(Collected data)
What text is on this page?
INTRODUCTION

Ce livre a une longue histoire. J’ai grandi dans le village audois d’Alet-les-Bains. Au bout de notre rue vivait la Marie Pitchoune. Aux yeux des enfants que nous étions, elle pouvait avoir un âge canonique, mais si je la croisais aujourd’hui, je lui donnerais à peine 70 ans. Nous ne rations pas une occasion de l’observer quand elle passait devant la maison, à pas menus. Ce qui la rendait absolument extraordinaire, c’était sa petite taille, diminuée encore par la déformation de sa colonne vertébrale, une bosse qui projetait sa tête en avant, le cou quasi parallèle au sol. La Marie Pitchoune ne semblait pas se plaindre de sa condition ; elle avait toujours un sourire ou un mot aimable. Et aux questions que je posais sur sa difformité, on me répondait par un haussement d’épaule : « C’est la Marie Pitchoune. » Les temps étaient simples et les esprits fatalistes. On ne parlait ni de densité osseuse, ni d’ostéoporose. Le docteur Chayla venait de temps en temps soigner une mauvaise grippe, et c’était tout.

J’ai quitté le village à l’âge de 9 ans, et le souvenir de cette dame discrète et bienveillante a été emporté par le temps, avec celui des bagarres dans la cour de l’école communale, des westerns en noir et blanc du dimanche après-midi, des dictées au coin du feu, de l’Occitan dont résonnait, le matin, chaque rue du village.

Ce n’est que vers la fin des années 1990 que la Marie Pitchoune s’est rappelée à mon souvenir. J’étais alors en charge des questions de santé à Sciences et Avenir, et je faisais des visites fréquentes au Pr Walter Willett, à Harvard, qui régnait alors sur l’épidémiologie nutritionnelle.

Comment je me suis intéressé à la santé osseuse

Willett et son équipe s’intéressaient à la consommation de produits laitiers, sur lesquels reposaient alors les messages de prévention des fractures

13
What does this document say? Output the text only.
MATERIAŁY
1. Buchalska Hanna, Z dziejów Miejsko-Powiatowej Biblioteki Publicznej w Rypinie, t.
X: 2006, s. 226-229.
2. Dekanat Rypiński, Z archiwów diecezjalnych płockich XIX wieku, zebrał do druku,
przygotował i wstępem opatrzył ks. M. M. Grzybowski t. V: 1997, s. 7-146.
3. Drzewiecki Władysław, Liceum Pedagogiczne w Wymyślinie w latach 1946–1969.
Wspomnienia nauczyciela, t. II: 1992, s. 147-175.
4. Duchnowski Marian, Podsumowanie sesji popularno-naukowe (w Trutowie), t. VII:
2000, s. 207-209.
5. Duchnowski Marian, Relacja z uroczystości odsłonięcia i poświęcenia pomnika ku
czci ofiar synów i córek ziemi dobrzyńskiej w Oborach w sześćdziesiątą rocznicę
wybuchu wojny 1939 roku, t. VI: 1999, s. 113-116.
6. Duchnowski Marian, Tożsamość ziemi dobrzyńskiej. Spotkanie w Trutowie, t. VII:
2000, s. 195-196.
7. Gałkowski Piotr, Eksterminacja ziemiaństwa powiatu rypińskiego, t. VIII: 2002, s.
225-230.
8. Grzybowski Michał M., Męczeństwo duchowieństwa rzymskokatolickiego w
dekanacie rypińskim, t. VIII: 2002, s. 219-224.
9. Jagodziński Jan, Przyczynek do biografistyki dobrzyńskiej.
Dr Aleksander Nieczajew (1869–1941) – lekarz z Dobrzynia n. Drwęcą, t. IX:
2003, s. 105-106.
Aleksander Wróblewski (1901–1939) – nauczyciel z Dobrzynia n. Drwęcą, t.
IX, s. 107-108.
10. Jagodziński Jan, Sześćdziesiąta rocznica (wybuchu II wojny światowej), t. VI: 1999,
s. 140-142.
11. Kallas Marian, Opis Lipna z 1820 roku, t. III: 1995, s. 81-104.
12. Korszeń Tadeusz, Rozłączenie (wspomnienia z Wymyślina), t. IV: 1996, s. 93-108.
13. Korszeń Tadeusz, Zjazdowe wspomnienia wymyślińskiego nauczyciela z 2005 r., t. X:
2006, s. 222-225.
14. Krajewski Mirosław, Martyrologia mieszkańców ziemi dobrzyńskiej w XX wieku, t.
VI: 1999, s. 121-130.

**Task brief**
Type out the whole listing above again, exactly as it stands.

**Written answer**
What text is on this page?
INTRODUCTION

Ce livre a une longue histoire. J’ai grandi dans le village audois d’Alet-les-Bains. Au bout de notre rue vivait la Marie Pitchoune. Aux yeux des enfants que nous étions, elle pouvait avoir un âge canonique, mais si je la croisais aujourd’hui, je lui donnerais à peine 70 ans. Nous ne rations pas une occasion de l’observer quand elle passait devant la maison, à pas menus. Ce qui la rendait absolument extraordinaire, c’était sa petite taille, diminuée encore par la déformation de sa colonne vertébrale, une bosse qui projetait sa tête en avant, le cou quasi parallèle au sol. La Marie Pitchoune ne semblait pas se plaindre de sa condition ; elle avait toujours un sourire ou un mot aimable. Et aux questions que je posais sur sa difformité, on me répondait par un haussement d’épaule : « C’est la Marie Pitchoune. » Les temps étaient simples et les esprits fatalistes. On ne parlait ni de densité osseuse, ni d’ostéoporose. Le docteur Chayla venait de temps en temps soigner une mauvaise grippe, et c’était tout.

J’ai quitté le village à l’âge de 9 ans, et le souvenir de cette dame discrète et bienveillante a été emporté par le temps, avec celui des bagarres dans la cour de l’école communale, des westerns en noir et blanc du dimanche après-midi, des dictées au coin du feu, de l’Occitan dont résonnait, le matin, chaque rue du village.

Ce n’est que vers la fin des années 1990 que la Marie Pitchoune s’est rappelée à mon souvenir. J’étais alors en charge des questions de santé à Sciences et Avenir, et je faisais des visites fréquentes au Pr Walter Willett, à Harvard, qui régnait alors sur l’épidémiologie nutritionnelle.

Comment je me suis intéressé à la santé osseuse

Willett et son équipe s’intéressaient à la consommation de produits laitiers, sur lesquels reposaient alors les messages de prévention des fractures

13
What does this document say? Output the text only.
MATERIAŁY
1. Buchalska Hanna, Z dziejów Miejsko-Powiatowej Biblioteki Publicznej w Rypinie, t.
X: 2006, s. 226-229.
2. Dekanat Rypiński, Z archiwów diecezjalnych płockich XIX wieku, zebrał do druku,
przygotował i wstępem opatrzył ks. M. M. Grzybowski t. V: 1997, s. 7-146.
3. Drzewiecki Władysław, Liceum Pedagogiczne w Wymyślinie w latach 1946–1969.
Wspomnienia nauczyciela, t. II: 1992, s. 147-175.
4. Duchnowski Marian, Podsumowanie sesji popularno-naukowe (w Trutowie), t. VII:
2000, s. 207-209.
5. Duchnowski Marian, Relacja z uroczystości odsłonięcia i poświęcenia pomnika ku
czci ofiar synów i córek ziemi dobrzyńskiej w Oborach w sześćdziesiątą rocznicę
wybuchu wojny 1939 roku, t. VI: 1999, s. 113-116.
6. Duchnowski Marian, Tożsamość ziemi dobrzyńskiej. Spotkanie w Trutowie, t. VII:
2000, s. 195-196.
7. Gałkowski Piotr, Eksterminacja ziemiaństwa powiatu rypińskiego, t. VIII: 2002, s.
225-230.
8. Grzybowski Michał M., Męczeństwo duchowieństwa rzymskokatolickiego w
dekanacie rypińskim, t. VIII: 2002, s. 219-224.
9. Jagodziński Jan, Przyczynek do biografistyki dobrzyńskiej.
Dr Aleksander Nieczajew (1869–1941) – lekarz z Dobrzynia n. Drwęcą, t. IX:
2003, s. 105-106.
Aleksander Wróblewski (1901–1939) – nauczyciel z Dobrzynia n. Drwęcą, t.
IX, s. 107-108.
10. Jagodziński Jan, Sześćdziesiąta rocznica (wybuchu II wojny światowej), t. VI: 1999,
s. 140-142.
11. Kallas Marian, Opis Lipna z 1820 roku, t. III: 1995, s. 81-104.
12. Korszeń Tadeusz, Rozłączenie (wspomnienia z Wymyślina), t. IV: 1996, s. 93-108.
13. Korszeń Tadeusz, Zjazdowe wspomnienia wymyślińskiego nauczyciela z 2005 r., t. X:
2006, s. 222-225.
14. Krajewski Mirosław, Martyrologia mieszkańców ziemi dobrzyńskiej w XX wieku, t.
VI: 1999, s. 121-130.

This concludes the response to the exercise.